ENTRIES SUPPLIED |
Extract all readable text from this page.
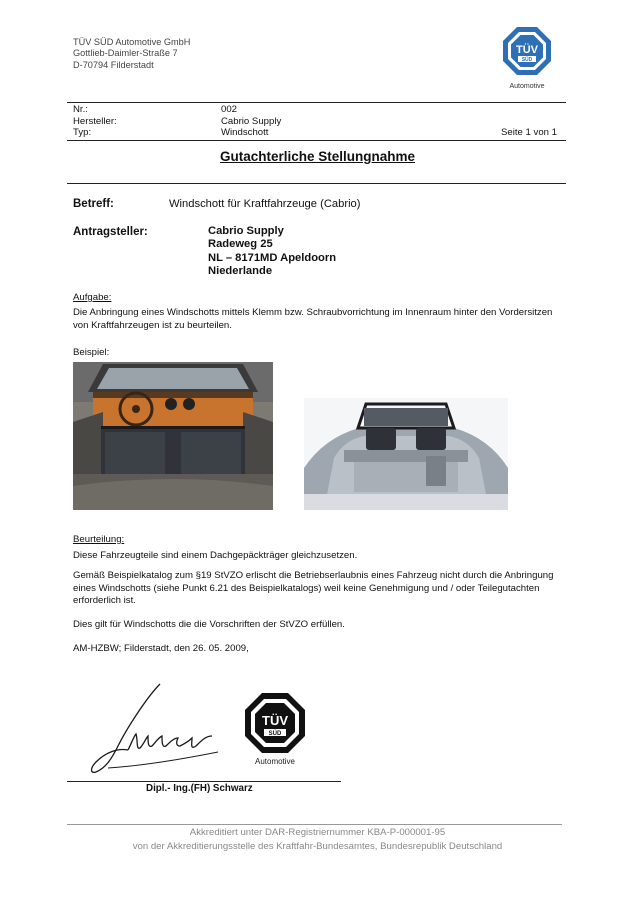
TÜV SÜD Automotive GmbH
Gottlieb-Daimler-Straße 7
D-70794 Filderstadt
TÜV
SÜD
Automotive
Nr.:	002
Hersteller:	Cabrio Supply
Typ:	Windschott	Seite 1 von 1
Gutachterliche Stellungnahme
Betreff:	Windschott für Kraftfahrzeuge (Cabrio)
Antragsteller:	Cabrio Supply
Radeweg 25
NL – 8171MD Apeldoorn
Niederlande
Aufgabe:
Die Anbringung eines Windschotts mittels Klemm bzw. Schraubvorrichtung im Innenraum hinter den Vordersitzen von Kraftfahrzeugen ist zu beurteilen.
Beispiel:
Beurteilung:
Diese Fahrzeugteile sind einem Dachgepäckträger gleichzusetzen.
Gemäß Beispielkatalog zum §19 StVZO erlischt die Betriebserlaubnis eines Fahrzeug nicht durch die Anbringung eines Windschotts (siehe Punkt 6.21 des Beispielkatalogs) weil keine Genehmigung und / oder Teilegutachten erforderlich ist.
Dies gilt für Windschotts die die Vorschriften der StVZO erfüllen.
AM-HZBW; Filderstadt, den 26. 05. 2009,
TÜV
SÜD
Automotive
Dipl.- Ing.(FH) Schwarz
Akkreditiert unter DAR-Registriernummer KBA-P-000001-95
von der Akkreditierungsstelle des Kraftfahr-Bundesamtes, Bundesrepublik Deutschland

WHAT YOU ARE ASKED TO DO |
Every record above should be transcribed exactly; the pictures stay out of the copy.

FINISHED TASK |
Extract all readable text from this page.
TÜV SÜD Automotive GmbH
Gottlieb-Daimler-Straße 7
D-70794 Filderstadt
TÜV
SÜD
Automotive
Nr.:	002
Hersteller:	Cabrio Supply
Typ:	Windschott	Seite 1 von 1
Gutachterliche Stellungnahme
Betreff:	Windschott für Kraftfahrzeuge (Cabrio)
Antragsteller:	Cabrio Supply
Radeweg 25
NL – 8171MD Apeldoorn
Niederlande
Aufgabe:
Die Anbringung eines Windschotts mittels Klemm bzw. Schraubvorrichtung im Innenraum hinter den Vordersitzen von Kraftfahrzeugen ist zu beurteilen.
Beispiel:
Beurteilung:
Diese Fahrzeugteile sind einem Dachgepäckträger gleichzusetzen.
Gemäß Beispielkatalog zum §19 StVZO erlischt die Betriebserlaubnis eines Fahrzeug nicht durch die Anbringung eines Windschotts (siehe Punkt 6.21 des Beispielkatalogs) weil keine Genehmigung und / oder Teilegutachten erforderlich ist.
Dies gilt für Windschotts die die Vorschriften der StVZO erfüllen.
AM-HZBW; Filderstadt, den 26. 05. 2009,
TÜV
SÜD
Automotive
Dipl.- Ing.(FH) Schwarz
Akkreditiert unter DAR-Registriernummer KBA-P-000001-95
von der Akkreditierungsstelle des Kraftfahr-Bundesamtes, Bundesrepublik Deutschland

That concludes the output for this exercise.